>> start Dataset content
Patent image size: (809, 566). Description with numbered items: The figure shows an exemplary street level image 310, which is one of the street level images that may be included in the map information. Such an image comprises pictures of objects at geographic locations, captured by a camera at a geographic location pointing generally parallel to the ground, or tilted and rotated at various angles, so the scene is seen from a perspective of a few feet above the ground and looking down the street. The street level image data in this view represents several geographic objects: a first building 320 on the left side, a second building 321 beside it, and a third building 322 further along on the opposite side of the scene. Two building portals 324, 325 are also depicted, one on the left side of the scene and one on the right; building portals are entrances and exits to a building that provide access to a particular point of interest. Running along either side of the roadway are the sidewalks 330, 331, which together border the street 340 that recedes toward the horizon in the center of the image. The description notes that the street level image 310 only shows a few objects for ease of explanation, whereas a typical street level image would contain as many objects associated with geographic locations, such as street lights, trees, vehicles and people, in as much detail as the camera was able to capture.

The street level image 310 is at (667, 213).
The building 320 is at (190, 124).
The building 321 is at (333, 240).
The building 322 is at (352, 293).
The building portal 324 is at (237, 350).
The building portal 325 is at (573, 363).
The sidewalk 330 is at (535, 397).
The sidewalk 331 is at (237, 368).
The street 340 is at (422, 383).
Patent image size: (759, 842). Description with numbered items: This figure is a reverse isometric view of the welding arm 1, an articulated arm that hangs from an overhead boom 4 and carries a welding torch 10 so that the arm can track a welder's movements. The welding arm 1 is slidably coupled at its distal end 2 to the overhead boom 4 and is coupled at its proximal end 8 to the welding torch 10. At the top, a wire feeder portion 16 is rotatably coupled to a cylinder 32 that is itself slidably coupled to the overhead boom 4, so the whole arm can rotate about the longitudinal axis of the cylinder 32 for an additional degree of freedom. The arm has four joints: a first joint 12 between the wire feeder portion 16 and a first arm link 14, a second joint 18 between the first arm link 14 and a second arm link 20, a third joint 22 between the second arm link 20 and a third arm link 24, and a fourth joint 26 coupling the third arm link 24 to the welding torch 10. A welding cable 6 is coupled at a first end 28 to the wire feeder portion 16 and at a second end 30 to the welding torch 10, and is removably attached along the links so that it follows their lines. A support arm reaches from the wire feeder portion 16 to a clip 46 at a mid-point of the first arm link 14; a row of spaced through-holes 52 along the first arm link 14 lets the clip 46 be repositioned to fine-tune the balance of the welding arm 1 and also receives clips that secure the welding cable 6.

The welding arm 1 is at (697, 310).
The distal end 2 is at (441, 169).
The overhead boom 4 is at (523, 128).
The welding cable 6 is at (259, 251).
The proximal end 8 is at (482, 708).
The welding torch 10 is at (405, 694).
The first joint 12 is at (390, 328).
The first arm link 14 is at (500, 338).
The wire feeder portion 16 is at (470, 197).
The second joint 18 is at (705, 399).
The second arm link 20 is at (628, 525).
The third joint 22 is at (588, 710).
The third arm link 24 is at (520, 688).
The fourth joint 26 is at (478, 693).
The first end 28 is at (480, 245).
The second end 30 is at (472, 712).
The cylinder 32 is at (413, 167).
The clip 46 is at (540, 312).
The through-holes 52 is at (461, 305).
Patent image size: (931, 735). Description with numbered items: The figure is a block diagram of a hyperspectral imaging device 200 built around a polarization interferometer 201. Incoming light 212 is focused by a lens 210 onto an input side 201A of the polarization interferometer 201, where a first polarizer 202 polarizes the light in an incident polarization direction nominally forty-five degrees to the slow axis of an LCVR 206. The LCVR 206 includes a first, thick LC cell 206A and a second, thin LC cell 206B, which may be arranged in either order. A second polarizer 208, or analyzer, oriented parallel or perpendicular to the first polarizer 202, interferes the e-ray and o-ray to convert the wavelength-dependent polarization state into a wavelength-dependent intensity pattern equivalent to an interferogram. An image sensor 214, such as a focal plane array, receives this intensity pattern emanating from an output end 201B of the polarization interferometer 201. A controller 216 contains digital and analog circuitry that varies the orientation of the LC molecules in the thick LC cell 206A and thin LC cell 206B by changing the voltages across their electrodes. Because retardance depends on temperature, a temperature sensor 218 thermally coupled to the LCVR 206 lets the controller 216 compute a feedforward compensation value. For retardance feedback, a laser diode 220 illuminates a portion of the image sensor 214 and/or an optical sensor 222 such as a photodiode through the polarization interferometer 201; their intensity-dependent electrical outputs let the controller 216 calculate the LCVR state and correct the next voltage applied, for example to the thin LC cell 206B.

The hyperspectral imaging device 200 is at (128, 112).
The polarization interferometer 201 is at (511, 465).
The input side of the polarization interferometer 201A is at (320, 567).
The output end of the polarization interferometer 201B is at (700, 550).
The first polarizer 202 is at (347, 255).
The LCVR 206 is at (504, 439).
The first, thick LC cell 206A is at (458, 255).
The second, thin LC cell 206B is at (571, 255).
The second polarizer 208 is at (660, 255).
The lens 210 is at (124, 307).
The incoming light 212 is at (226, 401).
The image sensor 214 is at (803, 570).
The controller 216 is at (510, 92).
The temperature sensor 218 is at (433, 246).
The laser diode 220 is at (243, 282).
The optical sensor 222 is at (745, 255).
>> end Dataset content
→ Written request
Write out every line of the material above word for word, in the same order.

→ Reply
Patent image size: (809, 566). Description with numbered items: The figure shows an exemplary street level image 310, which is one of the street level images that may be included in the map information. Such an image comprises pictures of objects at geographic locations, captured by a camera at a geographic location pointing generally parallel to the ground, or tilted and rotated at various angles, so the scene is seen from a perspective of a few feet above the ground and looking down the street. The street level image data in this view represents several geographic objects: a first building 320 on the left side, a second building 321 beside it, and a third building 322 further along on the opposite side of the scene. Two building portals 324, 325 are also depicted, one on the left side of the scene and one on the right; building portals are entrances and exits to a building that provide access to a particular point of interest. Running along either side of the roadway are the sidewalks 330, 331, which together border the street 340 that recedes toward the horizon in the center of the image. The description notes that the street level image 310 only shows a few objects for ease of explanation, whereas a typical street level image would contain as many objects associated with geographic locations, such as street lights, trees, vehicles and people, in as much detail as the camera was able to capture.

The street level image 310 is at (667, 213).
The building 320 is at (190, 124).
The building 321 is at (333, 240).
The building 322 is at (352, 293).
The building portal 324 is at (237, 350).
The building portal 325 is at (573, 363).
The sidewalk 330 is at (535, 397).
The sidewalk 331 is at (237, 368).
The street 340 is at (422, 383).
Patent image size: (759, 842). Description with numbered items: This figure is a reverse isometric view of the welding arm 1, an articulated arm that hangs from an overhead boom 4 and carries a welding torch 10 so that the arm can track a welder's movements. The welding arm 1 is slidably coupled at its distal end 2 to the overhead boom 4 and is coupled at its proximal end 8 to the welding torch 10. At the top, a wire feeder portion 16 is rotatably coupled to a cylinder 32 that is itself slidably coupled to the overhead boom 4, so the whole arm can rotate about the longitudinal axis of the cylinder 32 for an additional degree of freedom. The arm has four joints: a first joint 12 between the wire feeder portion 16 and a first arm link 14, a second joint 18 between the first arm link 14 and a second arm link 20, a third joint 22 between the second arm link 20 and a third arm link 24, and a fourth joint 26 coupling the third arm link 24 to the welding torch 10. A welding cable 6 is coupled at a first end 28 to the wire feeder portion 16 and at a second end 30 to the welding torch 10, and is removably attached along the links so that it follows their lines. A support arm reaches from the wire feeder portion 16 to a clip 46 at a mid-point of the first arm link 14; a row of spaced through-holes 52 along the first arm link 14 lets the clip 46 be repositioned to fine-tune the balance of the welding arm 1 and also receives clips that secure the welding cable 6.

The welding arm 1 is at (697, 310).
The distal end 2 is at (441, 169).
The overhead boom 4 is at (523, 128).
The welding cable 6 is at (259, 251).
The proximal end 8 is at (482, 708).
The welding torch 10 is at (405, 694).
The first joint 12 is at (390, 328).
The first arm link 14 is at (500, 338).
The wire feeder portion 16 is at (470, 197).
The second joint 18 is at (705, 399).
The second arm link 20 is at (628, 525).
The third joint 22 is at (588, 710).
The third arm link 24 is at (520, 688).
The fourth joint 26 is at (478, 693).
The first end 28 is at (480, 245).
The second end 30 is at (472, 712).
The cylinder 32 is at (413, 167).
The clip 46 is at (540, 312).
The through-holes 52 is at (461, 305).
Patent image size: (931, 735). Description with numbered items: The figure is a block diagram of a hyperspectral imaging device 200 built around a polarization interferometer 201. Incoming light 212 is focused by a lens 210 onto an input side 201A of the polarization interferometer 201, where a first polarizer 202 polarizes the light in an incident polarization direction nominally forty-five degrees to the slow axis of an LCVR 206. The LCVR 206 includes a first, thick LC cell 206A and a second, thin LC cell 206B, which may be arranged in either order. A second polarizer 208, or analyzer, oriented parallel or perpendicular to the first polarizer 202, interferes the e-ray and o-ray to convert the wavelength-dependent polarization state into a wavelength-dependent intensity pattern equivalent to an interferogram. An image sensor 214, such as a focal plane array, receives this intensity pattern emanating from an output end 201B of the polarization interferometer 201. A controller 216 contains digital and analog circuitry that varies the orientation of the LC molecules in the thick LC cell 206A and thin LC cell 206B by changing the voltages across their electrodes. Because retardance depends on temperature, a temperature sensor 218 thermally coupled to the LCVR 206 lets the controller 216 compute a feedforward compensation value. For retardance feedback, a laser diode 220 illuminates a portion of the image sensor 214 and/or an optical sensor 222 such as a photodiode through the polarization interferometer 201; their intensity-dependent electrical outputs let the controller 216 calculate the LCVR state and correct the next voltage applied, for example to the thin LC cell 206B.

The hyperspectral imaging device 200 is at (128, 112).
The polarization interferometer 201 is at (511, 465).
The input side of the polarization interferometer 201A is at (320, 567).
The output end of the polarization interferometer 201B is at (700, 550).
The first polarizer 202 is at (347, 255).
The LCVR 206 is at (504, 439).
The first, thick LC cell 206A is at (458, 255).
The second, thin LC cell 206B is at (571, 255).
The second polarizer 208 is at (660, 255).
The lens 210 is at (124, 307).
The incoming light 212 is at (226, 401).
The image sensor 214 is at (803, 570).
The controller 216 is at (510, 92).
The temperature sensor 218 is at (433, 246).
The laser diode 220 is at (243, 282).
The optical sensor 222 is at (745, 255).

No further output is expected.